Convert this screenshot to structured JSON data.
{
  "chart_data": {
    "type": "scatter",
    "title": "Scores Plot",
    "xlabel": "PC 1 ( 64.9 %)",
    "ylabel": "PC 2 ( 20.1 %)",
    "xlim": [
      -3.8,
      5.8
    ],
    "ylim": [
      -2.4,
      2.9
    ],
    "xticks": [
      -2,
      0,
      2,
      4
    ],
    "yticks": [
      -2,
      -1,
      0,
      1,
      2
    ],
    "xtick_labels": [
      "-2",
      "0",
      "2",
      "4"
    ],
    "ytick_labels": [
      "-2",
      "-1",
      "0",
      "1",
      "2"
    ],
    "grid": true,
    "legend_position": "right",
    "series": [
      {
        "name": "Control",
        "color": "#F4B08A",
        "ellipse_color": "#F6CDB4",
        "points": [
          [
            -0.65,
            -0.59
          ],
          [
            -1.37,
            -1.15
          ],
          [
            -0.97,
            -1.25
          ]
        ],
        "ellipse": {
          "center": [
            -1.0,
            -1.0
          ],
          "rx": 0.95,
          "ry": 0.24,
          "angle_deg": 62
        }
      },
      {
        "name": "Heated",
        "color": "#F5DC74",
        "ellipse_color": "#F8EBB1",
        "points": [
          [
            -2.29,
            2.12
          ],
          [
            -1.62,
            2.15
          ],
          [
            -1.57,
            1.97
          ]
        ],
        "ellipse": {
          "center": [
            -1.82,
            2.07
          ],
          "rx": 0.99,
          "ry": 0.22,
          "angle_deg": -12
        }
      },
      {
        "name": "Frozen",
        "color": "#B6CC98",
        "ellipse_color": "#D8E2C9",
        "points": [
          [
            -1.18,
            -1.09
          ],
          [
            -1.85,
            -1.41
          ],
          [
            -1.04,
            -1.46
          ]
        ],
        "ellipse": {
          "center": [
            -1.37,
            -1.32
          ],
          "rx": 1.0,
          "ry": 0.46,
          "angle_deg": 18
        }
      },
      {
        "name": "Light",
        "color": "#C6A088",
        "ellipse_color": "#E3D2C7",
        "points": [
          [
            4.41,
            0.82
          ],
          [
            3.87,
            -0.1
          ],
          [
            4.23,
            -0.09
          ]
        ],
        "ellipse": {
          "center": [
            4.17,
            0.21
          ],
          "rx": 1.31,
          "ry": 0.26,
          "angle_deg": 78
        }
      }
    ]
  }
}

※ ※ ※

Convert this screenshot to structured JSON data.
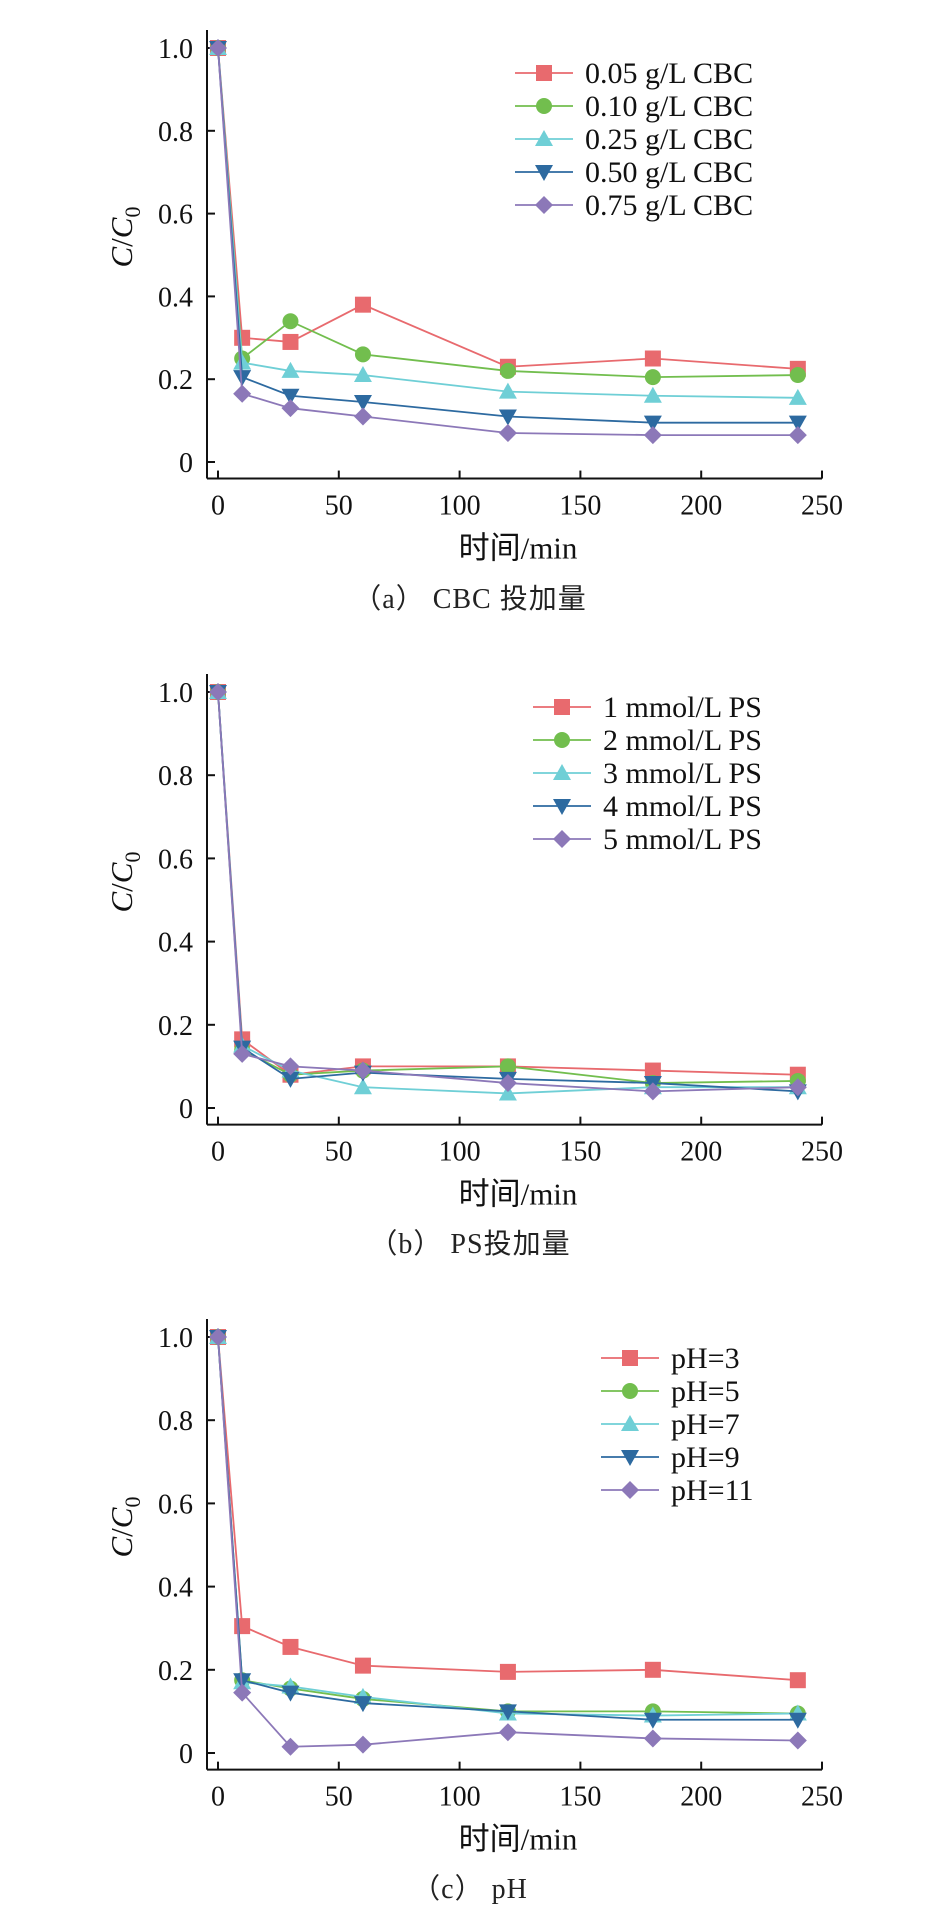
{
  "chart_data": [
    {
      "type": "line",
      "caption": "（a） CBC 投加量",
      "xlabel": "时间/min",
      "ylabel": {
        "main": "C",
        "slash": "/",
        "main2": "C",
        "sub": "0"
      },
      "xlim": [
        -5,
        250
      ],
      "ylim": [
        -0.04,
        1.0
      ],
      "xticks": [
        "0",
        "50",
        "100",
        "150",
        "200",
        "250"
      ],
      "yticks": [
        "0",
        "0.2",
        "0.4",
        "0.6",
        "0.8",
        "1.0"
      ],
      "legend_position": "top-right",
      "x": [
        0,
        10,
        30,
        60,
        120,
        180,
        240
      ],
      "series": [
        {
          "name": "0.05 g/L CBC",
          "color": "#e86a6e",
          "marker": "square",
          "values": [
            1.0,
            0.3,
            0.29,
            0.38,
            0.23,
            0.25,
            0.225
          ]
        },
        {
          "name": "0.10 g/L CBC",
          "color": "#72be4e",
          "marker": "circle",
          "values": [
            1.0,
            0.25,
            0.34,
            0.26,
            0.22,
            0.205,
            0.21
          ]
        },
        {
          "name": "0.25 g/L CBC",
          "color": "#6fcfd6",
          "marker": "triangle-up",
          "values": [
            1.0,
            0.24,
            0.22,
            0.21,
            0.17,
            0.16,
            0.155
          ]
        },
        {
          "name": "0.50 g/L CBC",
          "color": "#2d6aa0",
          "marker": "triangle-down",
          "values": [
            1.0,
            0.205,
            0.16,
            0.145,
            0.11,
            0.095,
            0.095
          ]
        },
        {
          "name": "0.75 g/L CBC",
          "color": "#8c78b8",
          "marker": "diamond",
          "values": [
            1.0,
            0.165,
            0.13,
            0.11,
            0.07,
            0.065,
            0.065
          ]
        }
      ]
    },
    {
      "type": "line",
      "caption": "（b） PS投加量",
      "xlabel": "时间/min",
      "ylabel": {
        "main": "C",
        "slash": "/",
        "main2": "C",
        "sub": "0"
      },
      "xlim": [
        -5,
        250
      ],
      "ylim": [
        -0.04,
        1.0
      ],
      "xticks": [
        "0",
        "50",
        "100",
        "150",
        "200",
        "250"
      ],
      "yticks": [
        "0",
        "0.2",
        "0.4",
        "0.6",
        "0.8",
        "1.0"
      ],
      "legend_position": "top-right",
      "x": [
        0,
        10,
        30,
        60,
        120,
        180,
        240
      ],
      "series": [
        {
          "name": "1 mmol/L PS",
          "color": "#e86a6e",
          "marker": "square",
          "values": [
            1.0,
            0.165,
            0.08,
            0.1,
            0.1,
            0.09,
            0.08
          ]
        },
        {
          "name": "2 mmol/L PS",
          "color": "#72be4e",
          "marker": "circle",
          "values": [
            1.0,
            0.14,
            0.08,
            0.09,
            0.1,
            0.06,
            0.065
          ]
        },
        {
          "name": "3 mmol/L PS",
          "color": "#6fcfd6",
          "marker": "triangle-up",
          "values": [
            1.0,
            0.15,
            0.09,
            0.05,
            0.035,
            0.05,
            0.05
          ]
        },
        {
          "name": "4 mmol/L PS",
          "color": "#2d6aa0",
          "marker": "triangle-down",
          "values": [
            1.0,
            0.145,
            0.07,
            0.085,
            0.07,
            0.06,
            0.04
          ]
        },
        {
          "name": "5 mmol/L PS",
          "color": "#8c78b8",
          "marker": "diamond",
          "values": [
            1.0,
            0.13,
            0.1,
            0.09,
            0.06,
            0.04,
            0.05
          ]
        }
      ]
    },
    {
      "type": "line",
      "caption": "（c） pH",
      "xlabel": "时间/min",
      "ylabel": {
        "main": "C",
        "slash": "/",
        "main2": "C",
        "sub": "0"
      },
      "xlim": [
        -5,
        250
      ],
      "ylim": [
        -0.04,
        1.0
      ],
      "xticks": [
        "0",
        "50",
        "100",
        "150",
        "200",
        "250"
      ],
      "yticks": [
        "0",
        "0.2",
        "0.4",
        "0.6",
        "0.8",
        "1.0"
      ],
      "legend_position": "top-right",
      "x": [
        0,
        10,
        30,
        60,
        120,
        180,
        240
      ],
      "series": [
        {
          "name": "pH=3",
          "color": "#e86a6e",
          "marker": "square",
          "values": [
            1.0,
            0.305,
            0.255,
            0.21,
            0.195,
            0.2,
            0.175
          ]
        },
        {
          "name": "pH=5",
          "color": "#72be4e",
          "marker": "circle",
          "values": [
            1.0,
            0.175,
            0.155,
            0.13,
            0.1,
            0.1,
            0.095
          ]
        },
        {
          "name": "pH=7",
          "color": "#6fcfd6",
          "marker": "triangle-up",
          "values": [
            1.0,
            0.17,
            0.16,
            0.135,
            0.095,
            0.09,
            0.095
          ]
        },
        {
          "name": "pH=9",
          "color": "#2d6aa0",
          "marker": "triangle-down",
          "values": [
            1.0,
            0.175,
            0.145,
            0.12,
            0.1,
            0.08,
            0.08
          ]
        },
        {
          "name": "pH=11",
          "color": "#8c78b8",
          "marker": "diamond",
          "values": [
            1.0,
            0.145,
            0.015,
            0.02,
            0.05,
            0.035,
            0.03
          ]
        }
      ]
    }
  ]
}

※ ※ ※

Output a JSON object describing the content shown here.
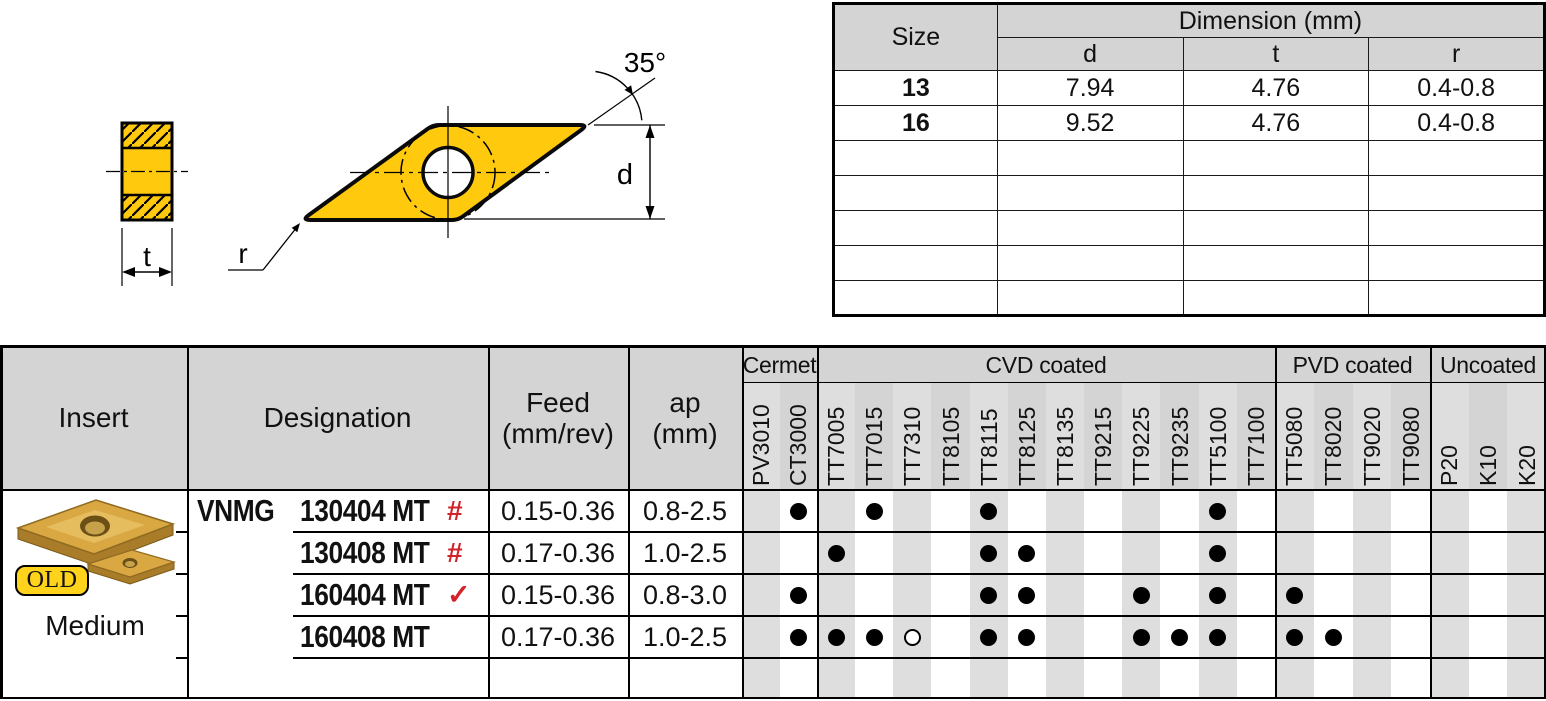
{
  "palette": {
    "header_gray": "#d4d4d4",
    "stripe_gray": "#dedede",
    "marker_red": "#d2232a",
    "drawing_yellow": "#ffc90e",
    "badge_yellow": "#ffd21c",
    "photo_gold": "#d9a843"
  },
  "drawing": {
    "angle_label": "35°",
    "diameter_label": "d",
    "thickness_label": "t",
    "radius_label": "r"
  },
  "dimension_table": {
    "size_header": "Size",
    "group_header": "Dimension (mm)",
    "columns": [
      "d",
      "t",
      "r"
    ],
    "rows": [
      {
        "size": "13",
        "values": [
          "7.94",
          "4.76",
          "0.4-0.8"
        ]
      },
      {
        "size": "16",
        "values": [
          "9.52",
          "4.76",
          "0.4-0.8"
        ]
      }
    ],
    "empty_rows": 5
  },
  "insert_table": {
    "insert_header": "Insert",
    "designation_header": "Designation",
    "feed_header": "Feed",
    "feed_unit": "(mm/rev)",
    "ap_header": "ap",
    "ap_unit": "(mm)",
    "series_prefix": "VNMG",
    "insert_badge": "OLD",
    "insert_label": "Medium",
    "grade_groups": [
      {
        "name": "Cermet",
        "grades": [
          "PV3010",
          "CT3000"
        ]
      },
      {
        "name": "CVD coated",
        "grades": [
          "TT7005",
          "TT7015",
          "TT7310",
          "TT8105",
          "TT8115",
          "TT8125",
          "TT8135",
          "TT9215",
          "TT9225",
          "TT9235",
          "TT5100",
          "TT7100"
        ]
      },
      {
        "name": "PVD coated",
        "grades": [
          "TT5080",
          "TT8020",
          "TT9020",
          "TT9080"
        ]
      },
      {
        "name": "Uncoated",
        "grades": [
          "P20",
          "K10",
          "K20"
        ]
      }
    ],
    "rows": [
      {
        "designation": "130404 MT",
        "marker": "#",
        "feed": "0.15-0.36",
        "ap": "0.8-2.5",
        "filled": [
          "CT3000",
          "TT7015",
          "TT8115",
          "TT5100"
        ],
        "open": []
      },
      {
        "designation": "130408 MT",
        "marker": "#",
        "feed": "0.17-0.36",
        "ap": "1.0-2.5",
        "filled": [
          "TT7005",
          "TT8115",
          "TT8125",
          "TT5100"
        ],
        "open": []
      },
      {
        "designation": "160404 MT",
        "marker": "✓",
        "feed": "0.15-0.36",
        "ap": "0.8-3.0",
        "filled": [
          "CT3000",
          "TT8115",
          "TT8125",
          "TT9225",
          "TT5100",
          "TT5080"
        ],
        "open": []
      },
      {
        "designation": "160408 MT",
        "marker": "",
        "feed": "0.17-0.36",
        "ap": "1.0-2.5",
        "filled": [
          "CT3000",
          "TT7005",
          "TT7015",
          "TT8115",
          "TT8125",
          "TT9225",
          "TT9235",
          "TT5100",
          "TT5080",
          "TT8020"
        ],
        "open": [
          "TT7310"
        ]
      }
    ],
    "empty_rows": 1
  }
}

※ ※ ※

● **EXERCISE**
How many lines in the records above hold the word "caption"? Give only the number.

● **EXERCISE OUTPUT**
3